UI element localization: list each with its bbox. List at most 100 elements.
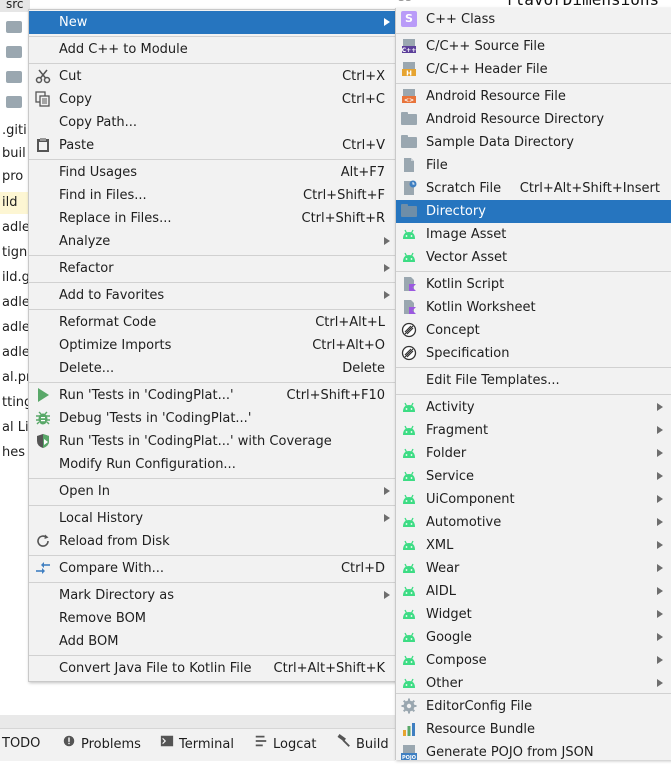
menu-item-analyze[interactable]: Analyze (29, 230, 396, 253)
tree-item[interactable]: al.pr (0, 367, 30, 389)
menu-item-reformat-code[interactable]: Reformat Code Ctrl+Alt+L (29, 311, 396, 334)
submenu-arrow-icon (657, 564, 663, 572)
menu-item-local-history[interactable]: Local History (29, 507, 396, 530)
submenu-item-resource-bundle[interactable]: Resource Bundle (396, 718, 671, 741)
android-icon (401, 468, 417, 484)
submenu-arrow-icon (657, 518, 663, 526)
tree-item[interactable]: buil (0, 143, 30, 165)
menu-item-modify-run-configuration[interactable]: Modify Run Configuration... (29, 453, 396, 476)
submenu-item-concept[interactable]: Concept (396, 319, 671, 342)
submenu-item-file[interactable]: File (396, 154, 671, 177)
menu-item-cut[interactable]: Cut Ctrl+X (29, 65, 396, 88)
submenu-item-wear[interactable]: Wear (396, 557, 671, 580)
menu-item-paste[interactable]: Paste Ctrl+V (29, 134, 396, 157)
tool-window-todo[interactable]: TODO (2, 734, 40, 754)
tree-item[interactable]: adle (0, 217, 30, 239)
submenu-item-uicomponent[interactable]: UiComponent (396, 488, 671, 511)
tree-item[interactable]: adlew (0, 342, 30, 364)
submenu-item-editorconfig-file[interactable]: EditorConfig File (396, 695, 671, 718)
submenu-item-automotive[interactable]: Automotive (396, 511, 671, 534)
tree-item[interactable]: ild (0, 192, 30, 214)
tree-item[interactable]: tigno (0, 242, 30, 264)
menu-item-add-bom[interactable]: Add BOM (29, 630, 396, 653)
menu-item-compare-with[interactable]: Compare With... Ctrl+D (29, 557, 396, 580)
menu-item-open-in[interactable]: Open In (29, 480, 396, 503)
tree-item[interactable] (0, 41, 30, 63)
submenu-item-c-c-source-file[interactable]: C++ C/C++ Source File (396, 35, 671, 58)
menu-item-convert-java-file-to-kotlin-file[interactable]: Convert Java File to Kotlin File Ctrl+Alt… (29, 657, 396, 680)
menu-item-delete[interactable]: Delete... Delete (29, 357, 396, 380)
project-tree: .giti buil pro ild adle tigno ild.gr adle. adlew… (0, 0, 30, 715)
tree-item[interactable]: al Lil (0, 417, 30, 439)
submenu-item-widget[interactable]: Widget (396, 603, 671, 626)
menu-item-find-in-files[interactable]: Find in Files... Ctrl+Shift+F (29, 184, 396, 207)
tool-window-label: Problems (81, 737, 141, 752)
submenu-item-android-resource-file[interactable]: <> Android Resource File (396, 85, 671, 108)
tree-item[interactable]: ttings (0, 392, 30, 414)
submenu-item-c-class[interactable]: S C++ Class (396, 8, 671, 31)
submenu-item-folder[interactable]: Folder (396, 442, 671, 465)
tree-item[interactable]: pro (0, 166, 30, 188)
submenu-item-label: Kotlin Worksheet (426, 300, 536, 315)
tree-item[interactable]: adlew (0, 317, 30, 339)
tool-window-terminal[interactable]: Terminal (160, 734, 234, 754)
menu-item-copy-path[interactable]: Copy Path... (29, 111, 396, 134)
tree-item-label: adle. (2, 295, 30, 310)
submenu-item-service[interactable]: Service (396, 465, 671, 488)
tree-item[interactable]: adle. (0, 292, 30, 314)
menu-separator (29, 382, 396, 383)
menu-separator (29, 505, 396, 506)
submenu-item-generate-pojo-from-json[interactable]: POJO Generate POJO from JSON (396, 741, 671, 764)
submenu-item-specification[interactable]: Specification (396, 342, 671, 365)
menu-item-copy[interactable]: Copy Ctrl+C (29, 88, 396, 111)
menu-item-refactor[interactable]: Refactor (29, 257, 396, 280)
menu-item-run-tests-in-codingplat-with-coverage[interactable]: Run 'Tests in 'CodingPlat...' with Cover… (29, 430, 396, 453)
tool-window-build[interactable]: Build (337, 734, 389, 754)
menu-item-label: Find Usages (59, 165, 138, 180)
submenu-item-activity[interactable]: Activity (396, 396, 671, 419)
menu-item-optimize-imports[interactable]: Optimize Imports Ctrl+Alt+O (29, 334, 396, 357)
tree-item[interactable] (0, 66, 30, 88)
submenu-item-xml[interactable]: XML (396, 534, 671, 557)
submenu-item-vector-asset[interactable]: Vector Asset (396, 246, 671, 269)
submenu-item-image-asset[interactable]: Image Asset (396, 223, 671, 246)
submenu-item-directory[interactable]: Directory (396, 200, 671, 223)
tool-window-problems[interactable]: Problems (62, 734, 141, 754)
menu-item-new[interactable]: New (29, 11, 396, 34)
menu-item-remove-bom[interactable]: Remove BOM (29, 607, 396, 630)
tree-item[interactable] (0, 91, 30, 113)
submenu-item-edit-file-templates[interactable]: Edit File Templates... (396, 369, 671, 392)
menu-item-reload-from-disk[interactable]: Reload from Disk (29, 530, 396, 553)
submenu-item-fragment[interactable]: Fragment (396, 419, 671, 442)
menu-item-find-usages[interactable]: Find Usages Alt+F7 (29, 161, 396, 184)
menu-item-label: Delete... (59, 361, 115, 376)
submenu-item-sample-data-directory[interactable]: Sample Data Directory (396, 131, 671, 154)
tree-item[interactable]: hes (0, 442, 30, 464)
menu-item-label: Refactor (59, 261, 114, 276)
menu-separator (29, 655, 396, 656)
menu-item-replace-in-files[interactable]: Replace in Files... Ctrl+Shift+R (29, 207, 396, 230)
submenu-item-other[interactable]: Other (396, 672, 671, 695)
tree-item[interactable]: ild.gr (0, 267, 30, 289)
tree-item[interactable] (0, 16, 30, 38)
submenu-item-google[interactable]: Google (396, 626, 671, 649)
submenu-item-label: C/C++ Source File (426, 39, 545, 54)
submenu-item-kotlin-worksheet[interactable]: Kotlin Worksheet (396, 296, 671, 319)
submenu-item-c-c-header-file[interactable]: H C/C++ Header File (396, 58, 671, 81)
menu-item-add-c-to-module[interactable]: Add C++ to Module (29, 38, 396, 61)
submenu-item-label: Widget (426, 607, 472, 622)
menu-item-debug-tests-in-codingplat[interactable]: Debug 'Tests in 'CodingPlat...' (29, 407, 396, 430)
submenu-item-android-resource-directory[interactable]: Android Resource Directory (396, 108, 671, 131)
tree-item[interactable]: .giti (0, 120, 30, 142)
menu-item-mark-directory-as[interactable]: Mark Directory as (29, 584, 396, 607)
menu-item-run-tests-in-codingplat[interactable]: Run 'Tests in 'CodingPlat...' Ctrl+Shift+… (29, 384, 396, 407)
submenu-item-aidl[interactable]: AIDL (396, 580, 671, 603)
submenu-item-label: Android Resource Directory (426, 112, 605, 127)
folder-icon (401, 134, 417, 150)
android-icon (401, 445, 417, 461)
submenu-item-scratch-file[interactable]: Scratch File Ctrl+Alt+Shift+Insert (396, 177, 671, 200)
submenu-item-compose[interactable]: Compose (396, 649, 671, 672)
submenu-item-kotlin-script[interactable]: Kotlin Script (396, 273, 671, 296)
tool-window-logcat[interactable]: Logcat (254, 734, 316, 754)
menu-item-add-to-favorites[interactable]: Add to Favorites (29, 284, 396, 307)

• EXERCISE
Reproduce the lines of the entries from the line holding "menu-item-analyze[interactable]: Analyze (29, 230, 396, 253)" through the line holding "488, 671, 511)", both included, with no changes.

• TASK OUTPUT
menu-item-analyze[interactable]: Analyze (29, 230, 396, 253)
tree-item[interactable]: al.pr (0, 367, 30, 389)
menu-item-reformat-code[interactable]: Reformat Code Ctrl+Alt+L (29, 311, 396, 334)
submenu-arrow-icon (657, 564, 663, 572)
menu-item-local-history[interactable]: Local History (29, 507, 396, 530)
submenu-item-resource-bundle[interactable]: Resource Bundle (396, 718, 671, 741)
android-icon (401, 468, 417, 484)
submenu-arrow-icon (657, 518, 663, 526)
tree-item[interactable]: buil (0, 143, 30, 165)
menu-item-modify-run-configuration[interactable]: Modify Run Configuration... (29, 453, 396, 476)
submenu-item-concept[interactable]: Concept (396, 319, 671, 342)
submenu-item-file[interactable]: File (396, 154, 671, 177)
menu-item-cut[interactable]: Cut Ctrl+X (29, 65, 396, 88)
submenu-item-wear[interactable]: Wear (396, 557, 671, 580)
menu-item-paste[interactable]: Paste Ctrl+V (29, 134, 396, 157)
tool-window-todo[interactable]: TODO (2, 734, 40, 754)
tree-item[interactable]: adle (0, 217, 30, 239)
submenu-item-uicomponent[interactable]: UiComponent (396, 488, 671, 511)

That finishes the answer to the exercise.